INSTRUCTION> Write out each line word for word. Drop pictures.

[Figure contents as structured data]

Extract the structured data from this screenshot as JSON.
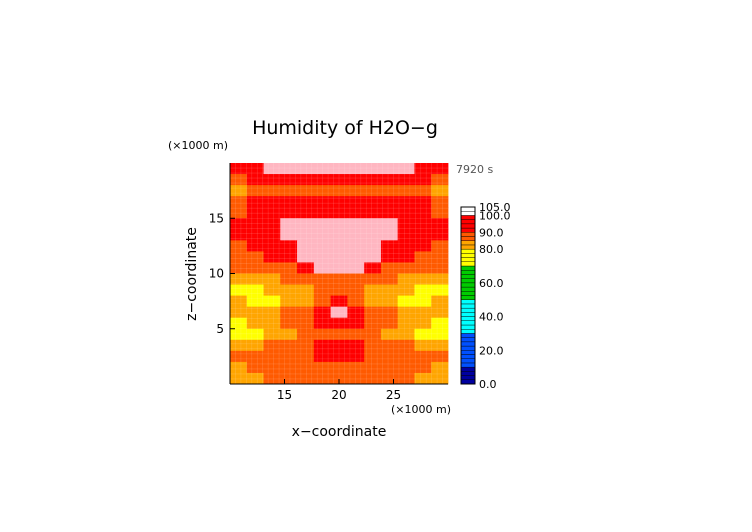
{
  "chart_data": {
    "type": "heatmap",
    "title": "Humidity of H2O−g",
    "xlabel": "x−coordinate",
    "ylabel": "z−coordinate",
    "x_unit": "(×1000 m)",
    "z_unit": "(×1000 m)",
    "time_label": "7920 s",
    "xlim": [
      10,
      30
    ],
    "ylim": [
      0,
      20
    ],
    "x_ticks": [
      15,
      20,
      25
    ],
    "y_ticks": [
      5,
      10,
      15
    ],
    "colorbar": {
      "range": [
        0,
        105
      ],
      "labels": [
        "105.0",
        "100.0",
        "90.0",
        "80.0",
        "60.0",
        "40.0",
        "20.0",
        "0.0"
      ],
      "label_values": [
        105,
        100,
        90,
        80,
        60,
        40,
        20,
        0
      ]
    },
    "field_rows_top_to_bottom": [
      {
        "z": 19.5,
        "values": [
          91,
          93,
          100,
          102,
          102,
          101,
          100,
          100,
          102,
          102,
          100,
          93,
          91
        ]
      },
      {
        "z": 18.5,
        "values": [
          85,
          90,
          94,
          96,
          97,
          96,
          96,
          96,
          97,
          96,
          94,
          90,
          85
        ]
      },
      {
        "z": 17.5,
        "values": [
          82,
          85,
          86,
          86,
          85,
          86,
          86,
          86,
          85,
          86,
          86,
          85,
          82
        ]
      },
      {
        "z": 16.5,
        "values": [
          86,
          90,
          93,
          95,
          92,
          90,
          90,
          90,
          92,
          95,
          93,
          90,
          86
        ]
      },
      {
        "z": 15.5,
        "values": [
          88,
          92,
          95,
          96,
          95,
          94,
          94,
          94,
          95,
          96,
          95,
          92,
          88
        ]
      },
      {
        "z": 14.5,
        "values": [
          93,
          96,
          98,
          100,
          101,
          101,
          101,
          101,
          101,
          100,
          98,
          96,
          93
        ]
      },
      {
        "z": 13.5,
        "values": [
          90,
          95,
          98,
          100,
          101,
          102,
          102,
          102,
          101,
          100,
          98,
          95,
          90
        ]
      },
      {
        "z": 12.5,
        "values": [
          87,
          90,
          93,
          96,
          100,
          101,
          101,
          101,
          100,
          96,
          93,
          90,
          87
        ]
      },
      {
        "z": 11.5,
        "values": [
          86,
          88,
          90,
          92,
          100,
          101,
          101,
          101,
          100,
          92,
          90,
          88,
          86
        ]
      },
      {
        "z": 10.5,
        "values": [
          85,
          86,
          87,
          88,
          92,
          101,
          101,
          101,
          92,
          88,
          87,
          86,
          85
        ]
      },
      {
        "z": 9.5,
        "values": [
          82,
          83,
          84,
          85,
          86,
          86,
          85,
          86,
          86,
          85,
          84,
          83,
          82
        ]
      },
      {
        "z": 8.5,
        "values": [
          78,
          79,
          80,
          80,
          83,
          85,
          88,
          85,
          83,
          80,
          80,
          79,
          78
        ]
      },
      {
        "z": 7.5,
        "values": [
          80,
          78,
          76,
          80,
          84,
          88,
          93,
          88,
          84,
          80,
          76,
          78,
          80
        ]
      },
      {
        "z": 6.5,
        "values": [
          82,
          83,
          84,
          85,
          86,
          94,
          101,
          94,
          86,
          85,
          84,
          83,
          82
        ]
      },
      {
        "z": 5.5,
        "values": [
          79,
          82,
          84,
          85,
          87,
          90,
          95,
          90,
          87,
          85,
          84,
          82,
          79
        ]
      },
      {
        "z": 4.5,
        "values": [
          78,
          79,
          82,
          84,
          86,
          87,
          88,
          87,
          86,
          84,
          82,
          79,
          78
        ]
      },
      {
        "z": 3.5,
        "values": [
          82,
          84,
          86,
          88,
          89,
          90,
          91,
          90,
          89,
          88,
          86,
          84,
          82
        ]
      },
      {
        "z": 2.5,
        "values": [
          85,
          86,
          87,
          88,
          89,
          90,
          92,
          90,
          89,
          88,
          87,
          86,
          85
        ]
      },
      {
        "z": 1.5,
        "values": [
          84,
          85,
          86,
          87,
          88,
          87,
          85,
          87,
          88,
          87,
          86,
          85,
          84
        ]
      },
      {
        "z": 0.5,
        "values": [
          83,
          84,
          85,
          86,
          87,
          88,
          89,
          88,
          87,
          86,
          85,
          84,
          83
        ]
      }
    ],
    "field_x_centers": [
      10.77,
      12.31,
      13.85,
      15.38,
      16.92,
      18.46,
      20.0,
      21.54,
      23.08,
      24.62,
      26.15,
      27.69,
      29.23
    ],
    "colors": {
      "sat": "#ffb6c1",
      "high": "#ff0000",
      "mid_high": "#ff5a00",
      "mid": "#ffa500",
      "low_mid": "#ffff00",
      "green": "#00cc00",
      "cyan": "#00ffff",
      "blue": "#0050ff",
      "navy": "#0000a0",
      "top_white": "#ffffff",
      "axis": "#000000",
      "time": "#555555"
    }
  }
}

RESULT OF THIS EXERCISE>
Extract the structured data from this screenshot as JSON.
{
  "chart_data": {
    "type": "heatmap",
    "title": "Humidity of H2O−g",
    "xlabel": "x−coordinate",
    "ylabel": "z−coordinate",
    "x_unit": "(×1000 m)",
    "z_unit": "(×1000 m)",
    "time_label": "7920 s",
    "xlim": [
      10,
      30
    ],
    "ylim": [
      0,
      20
    ],
    "x_ticks": [
      15,
      20,
      25
    ],
    "y_ticks": [
      5,
      10,
      15
    ],
    "colorbar": {
      "range": [
        0,
        105
      ],
      "labels": [
        "105.0",
        "100.0",
        "90.0",
        "80.0",
        "60.0",
        "40.0",
        "20.0",
        "0.0"
      ],
      "label_values": [
        105,
        100,
        90,
        80,
        60,
        40,
        20,
        0
      ]
    },
    "field_rows_top_to_bottom": [
      {
        "z": 19.5,
        "values": [
          91,
          93,
          100,
          102,
          102,
          101,
          100,
          100,
          102,
          102,
          100,
          93,
          91
        ]
      },
      {
        "z": 18.5,
        "values": [
          85,
          90,
          94,
          96,
          97,
          96,
          96,
          96,
          97,
          96,
          94,
          90,
          85
        ]
      },
      {
        "z": 17.5,
        "values": [
          82,
          85,
          86,
          86,
          85,
          86,
          86,
          86,
          85,
          86,
          86,
          85,
          82
        ]
      },
      {
        "z": 16.5,
        "values": [
          86,
          90,
          93,
          95,
          92,
          90,
          90,
          90,
          92,
          95,
          93,
          90,
          86
        ]
      },
      {
        "z": 15.5,
        "values": [
          88,
          92,
          95,
          96,
          95,
          94,
          94,
          94,
          95,
          96,
          95,
          92,
          88
        ]
      },
      {
        "z": 14.5,
        "values": [
          93,
          96,
          98,
          100,
          101,
          101,
          101,
          101,
          101,
          100,
          98,
          96,
          93
        ]
      },
      {
        "z": 13.5,
        "values": [
          90,
          95,
          98,
          100,
          101,
          102,
          102,
          102,
          101,
          100,
          98,
          95,
          90
        ]
      },
      {
        "z": 12.5,
        "values": [
          87,
          90,
          93,
          96,
          100,
          101,
          101,
          101,
          100,
          96,
          93,
          90,
          87
        ]
      },
      {
        "z": 11.5,
        "values": [
          86,
          88,
          90,
          92,
          100,
          101,
          101,
          101,
          100,
          92,
          90,
          88,
          86
        ]
      },
      {
        "z": 10.5,
        "values": [
          85,
          86,
          87,
          88,
          92,
          101,
          101,
          101,
          92,
          88,
          87,
          86,
          85
        ]
      },
      {
        "z": 9.5,
        "values": [
          82,
          83,
          84,
          85,
          86,
          86,
          85,
          86,
          86,
          85,
          84,
          83,
          82
        ]
      },
      {
        "z": 8.5,
        "values": [
          78,
          79,
          80,
          80,
          83,
          85,
          88,
          85,
          83,
          80,
          80,
          79,
          78
        ]
      },
      {
        "z": 7.5,
        "values": [
          80,
          78,
          76,
          80,
          84,
          88,
          93,
          88,
          84,
          80,
          76,
          78,
          80
        ]
      },
      {
        "z": 6.5,
        "values": [
          82,
          83,
          84,
          85,
          86,
          94,
          101,
          94,
          86,
          85,
          84,
          83,
          82
        ]
      },
      {
        "z": 5.5,
        "values": [
          79,
          82,
          84,
          85,
          87,
          90,
          95,
          90,
          87,
          85,
          84,
          82,
          79
        ]
      },
      {
        "z": 4.5,
        "values": [
          78,
          79,
          82,
          84,
          86,
          87,
          88,
          87,
          86,
          84,
          82,
          79,
          78
        ]
      },
      {
        "z": 3.5,
        "values": [
          82,
          84,
          86,
          88,
          89,
          90,
          91,
          90,
          89,
          88,
          86,
          84,
          82
        ]
      },
      {
        "z": 2.5,
        "values": [
          85,
          86,
          87,
          88,
          89,
          90,
          92,
          90,
          89,
          88,
          87,
          86,
          85
        ]
      },
      {
        "z": 1.5,
        "values": [
          84,
          85,
          86,
          87,
          88,
          87,
          85,
          87,
          88,
          87,
          86,
          85,
          84
        ]
      },
      {
        "z": 0.5,
        "values": [
          83,
          84,
          85,
          86,
          87,
          88,
          89,
          88,
          87,
          86,
          85,
          84,
          83
        ]
      }
    ],
    "field_x_centers": [
      10.77,
      12.31,
      13.85,
      15.38,
      16.92,
      18.46,
      20.0,
      21.54,
      23.08,
      24.62,
      26.15,
      27.69,
      29.23
    ],
    "colors": {
      "sat": "#ffb6c1",
      "high": "#ff0000",
      "mid_high": "#ff5a00",
      "mid": "#ffa500",
      "low_mid": "#ffff00",
      "green": "#00cc00",
      "cyan": "#00ffff",
      "blue": "#0050ff",
      "navy": "#0000a0",
      "top_white": "#ffffff",
      "axis": "#000000",
      "time": "#555555"
    }
  }
}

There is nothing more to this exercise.